● Rows:
Begin

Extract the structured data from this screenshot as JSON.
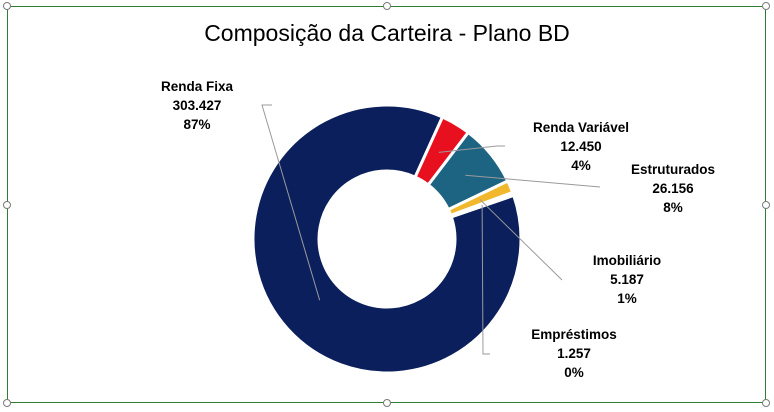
{
  "chart_data": {
    "type": "pie",
    "subtype": "donut",
    "title": "Composição da Carteira - Plano BD",
    "series": [
      {
        "name": "Renda Fixa",
        "value": 303427,
        "value_label": "303.427",
        "percent_label": "87%",
        "color": "#0a1f5c"
      },
      {
        "name": "Renda Variável",
        "value": 12450,
        "value_label": "12.450",
        "percent_label": "4%",
        "color": "#e8101e"
      },
      {
        "name": "Estruturados",
        "value": 26156,
        "value_label": "26.156",
        "percent_label": "8%",
        "color": "#1c6481"
      },
      {
        "name": "Imobiliário",
        "value": 5187,
        "value_label": "5.187",
        "percent_label": "1%",
        "color": "#f1b82d"
      },
      {
        "name": "Empréstimos",
        "value": 1257,
        "value_label": "1.257",
        "percent_label": "0%",
        "color": "#1c6481"
      }
    ],
    "legend": "none",
    "data_labels": true
  },
  "colors": {
    "frame_border": "#2e7d32",
    "leader_line": "#9a9a9a"
  }
}
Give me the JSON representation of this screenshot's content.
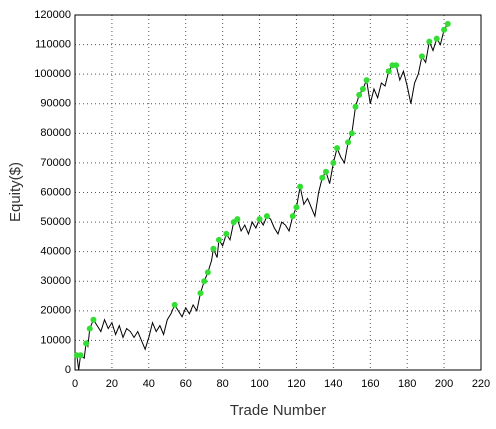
{
  "chart_data": {
    "type": "line",
    "x_label": "Trade Number",
    "y_label": "Equity($)",
    "xlim": [
      0,
      220
    ],
    "xticks": [
      0,
      20,
      40,
      60,
      80,
      100,
      120,
      140,
      160,
      180,
      200,
      220
    ],
    "ylim": [
      0,
      120000
    ],
    "yticks": [
      0,
      10000,
      20000,
      30000,
      40000,
      50000,
      60000,
      70000,
      80000,
      90000,
      100000,
      110000,
      120000
    ],
    "grid": true,
    "series": [
      {
        "color": "#000000",
        "marker": false,
        "x": [
          0,
          1,
          2,
          3,
          5,
          6,
          7,
          8,
          10,
          12,
          14,
          16,
          18,
          20,
          22,
          24,
          26,
          28,
          30,
          32,
          34,
          36,
          38,
          40,
          42,
          44,
          46,
          48,
          50,
          52,
          54,
          56,
          58,
          60,
          62,
          64,
          66,
          68,
          70,
          72,
          74,
          75,
          77,
          78,
          80,
          82,
          84,
          86,
          88,
          90,
          92,
          94,
          96,
          98,
          100,
          102,
          104,
          106,
          108,
          110,
          112,
          114,
          116,
          118,
          120,
          122,
          124,
          126,
          128,
          130,
          132,
          134,
          136,
          138,
          140,
          142,
          144,
          146,
          148,
          150,
          152,
          154,
          156,
          158,
          160,
          162,
          164,
          166,
          168,
          170,
          172,
          174,
          176,
          178,
          180,
          182,
          184,
          186,
          188,
          190,
          192,
          194,
          196,
          198,
          200,
          202
        ],
        "values": [
          4000,
          5000,
          0,
          5000,
          4000,
          9000,
          8000,
          14000,
          17000,
          15000,
          13000,
          17000,
          14000,
          16000,
          12000,
          15000,
          11000,
          14000,
          13000,
          11000,
          13000,
          10000,
          7000,
          11000,
          16000,
          13000,
          15000,
          12000,
          17000,
          19000,
          22000,
          20000,
          18000,
          21000,
          19000,
          22000,
          20000,
          26000,
          30000,
          33000,
          37000,
          41000,
          38000,
          44000,
          42000,
          46000,
          44000,
          50000,
          51000,
          47000,
          49000,
          46000,
          50000,
          48000,
          51000,
          49000,
          52000,
          51000,
          48000,
          46000,
          50000,
          49000,
          47000,
          52000,
          55000,
          62000,
          56000,
          58000,
          55000,
          52000,
          60000,
          65000,
          67000,
          63000,
          70000,
          75000,
          72000,
          70000,
          77000,
          80000,
          89000,
          93000,
          95000,
          98000,
          90000,
          95000,
          92000,
          97000,
          96000,
          101000,
          103000,
          103000,
          98000,
          101000,
          96000,
          90000,
          97000,
          100000,
          106000,
          104000,
          111000,
          108000,
          112000,
          110000,
          115000,
          117000
        ]
      },
      {
        "color": "#33dd33",
        "marker": true,
        "x": [
          1,
          3,
          6,
          8,
          10,
          54,
          68,
          70,
          72,
          75,
          78,
          82,
          86,
          88,
          100,
          104,
          118,
          120,
          122,
          134,
          136,
          140,
          142,
          148,
          150,
          152,
          154,
          156,
          158,
          170,
          172,
          174,
          188,
          192,
          196,
          200,
          202
        ],
        "values": [
          5000,
          5000,
          9000,
          14000,
          17000,
          22000,
          26000,
          30000,
          33000,
          41000,
          44000,
          46000,
          50000,
          51000,
          51000,
          52000,
          52000,
          55000,
          62000,
          65000,
          67000,
          70000,
          75000,
          77000,
          80000,
          89000,
          93000,
          95000,
          98000,
          101000,
          103000,
          103000,
          106000,
          111000,
          112000,
          115000,
          117000
        ]
      }
    ]
  }
}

End

● Goal of the exercise: Output all the records, word for word, with no pictures in the copy.

● Answer to the task:
Extract the structured data from this screenshot as JSON.
{
  "chart_data": {
    "type": "pie",
    "subtype": "donut",
    "title": "Composição da Carteira - Plano BD",
    "series": [
      {
        "name": "Renda Fixa",
        "value": 303427,
        "value_label": "303.427",
        "percent_label": "87%",
        "color": "#0a1f5c"
      },
      {
        "name": "Renda Variável",
        "value": 12450,
        "value_label": "12.450",
        "percent_label": "4%",
        "color": "#e8101e"
      },
      {
        "name": "Estruturados",
        "value": 26156,
        "value_label": "26.156",
        "percent_label": "8%",
        "color": "#1c6481"
      },
      {
        "name": "Imobiliário",
        "value": 5187,
        "value_label": "5.187",
        "percent_label": "1%",
        "color": "#f1b82d"
      },
      {
        "name": "Empréstimos",
        "value": 1257,
        "value_label": "1.257",
        "percent_label": "0%",
        "color": "#1c6481"
      }
    ],
    "legend": "none",
    "data_labels": true
  },
  "colors": {
    "frame_border": "#2e7d32",
    "leader_line": "#9a9a9a"
  }
}
Give me the JSON representation of this screenshot's content.
{
  "chart_data": {
    "type": "line",
    "x_label": "Trade Number",
    "y_label": "Equity($)",
    "xlim": [
      0,
      220
    ],
    "xticks": [
      0,
      20,
      40,
      60,
      80,
      100,
      120,
      140,
      160,
      180,
      200,
      220
    ],
    "ylim": [
      0,
      120000
    ],
    "yticks": [
      0,
      10000,
      20000,
      30000,
      40000,
      50000,
      60000,
      70000,
      80000,
      90000,
      100000,
      110000,
      120000
    ],
    "grid": true,
    "series": [
      {
        "color": "#000000",
        "marker": false,
        "x": [
          0,
          1,
          2,
          3,
          5,
          6,
          7,
          8,
          10,
          12,
          14,
          16,
          18,
          20,
          22,
          24,
          26,
          28,
          30,
          32,
          34,
          36,
          38,
          40,
          42,
          44,
          46,
          48,
          50,
          52,
          54,
          56,
          58,
          60,
          62,
          64,
          66,
          68,
          70,
          72,
          74,
          75,
          77,
          78,
          80,
          82,
          84,
          86,
          88,
          90,
          92,
          94,
          96,
          98,
          100,
          102,
          104,
          106,
          108,
          110,
          112,
          114,
          116,
          118,
          120,
          122,
          124,
          126,
          128,
          130,
          132,
          134,
          136,
          138,
          140,
          142,
          144,
          146,
          148,
          150,
          152,
          154,
          156,
          158,
          160,
          162,
          164,
          166,
          168,
          170,
          172,
          174,
          176,
          178,
          180,
          182,
          184,
          186,
          188,
          190,
          192,
          194,
          196,
          198,
          200,
          202
        ],
        "values": [
          4000,
          5000,
          0,
          5000,
          4000,
          9000,
          8000,
          14000,
          17000,
          15000,
          13000,
          17000,
          14000,
          16000,
          12000,
          15000,
          11000,
          14000,
          13000,
          11000,
          13000,
          10000,
          7000,
          11000,
          16000,
          13000,
          15000,
          12000,
          17000,
          19000,
          22000,
          20000,
          18000,
          21000,
          19000,
          22000,
          20000,
          26000,
          30000,
          33000,
          37000,
          41000,
          38000,
          44000,
          42000,
          46000,
          44000,
          50000,
          51000,
          47000,
          49000,
          46000,
          50000,
          48000,
          51000,
          49000,
          52000,
          51000,
          48000,
          46000,
          50000,
          49000,
          47000,
          52000,
          55000,
          62000,
          56000,
          58000,
          55000,
          52000,
          60000,
          65000,
          67000,
          63000,
          70000,
          75000,
          72000,
          70000,
          77000,
          80000,
          89000,
          93000,
          95000,
          98000,
          90000,
          95000,
          92000,
          97000,
          96000,
          101000,
          103000,
          103000,
          98000,
          101000,
          96000,
          90000,
          97000,
          100000,
          106000,
          104000,
          111000,
          108000,
          112000,
          110000,
          115000,
          117000
        ]
      },
      {
        "color": "#33dd33",
        "marker": true,
        "x": [
          1,
          3,
          6,
          8,
          10,
          54,
          68,
          70,
          72,
          75,
          78,
          82,
          86,
          88,
          100,
          104,
          118,
          120,
          122,
          134,
          136,
          140,
          142,
          148,
          150,
          152,
          154,
          156,
          158,
          170,
          172,
          174,
          188,
          192,
          196,
          200,
          202
        ],
        "values": [
          5000,
          5000,
          9000,
          14000,
          17000,
          22000,
          26000,
          30000,
          33000,
          41000,
          44000,
          46000,
          50000,
          51000,
          51000,
          52000,
          52000,
          55000,
          62000,
          65000,
          67000,
          70000,
          75000,
          77000,
          80000,
          89000,
          93000,
          95000,
          98000,
          101000,
          103000,
          103000,
          106000,
          111000,
          112000,
          115000,
          117000
        ]
      }
    ]
  }
}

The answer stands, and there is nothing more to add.